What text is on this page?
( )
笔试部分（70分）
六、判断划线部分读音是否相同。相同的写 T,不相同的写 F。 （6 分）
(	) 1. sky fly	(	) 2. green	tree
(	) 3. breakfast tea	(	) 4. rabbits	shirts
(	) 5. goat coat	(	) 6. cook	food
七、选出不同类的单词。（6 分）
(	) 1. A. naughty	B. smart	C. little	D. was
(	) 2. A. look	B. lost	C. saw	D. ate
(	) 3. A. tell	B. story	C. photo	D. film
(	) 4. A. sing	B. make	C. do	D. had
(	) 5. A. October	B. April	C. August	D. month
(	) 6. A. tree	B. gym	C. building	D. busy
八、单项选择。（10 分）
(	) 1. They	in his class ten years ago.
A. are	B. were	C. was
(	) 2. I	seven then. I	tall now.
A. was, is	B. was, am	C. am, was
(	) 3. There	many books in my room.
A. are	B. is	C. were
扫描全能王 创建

--*--

▸ **Aim of the exercise**
Copy out each line that contains the word "tree".

▸ **Result of this task**
(	) 1. sky fly	(	) 2. green	tree
(	) 6. A. tree	B. gym	C. building	D. busy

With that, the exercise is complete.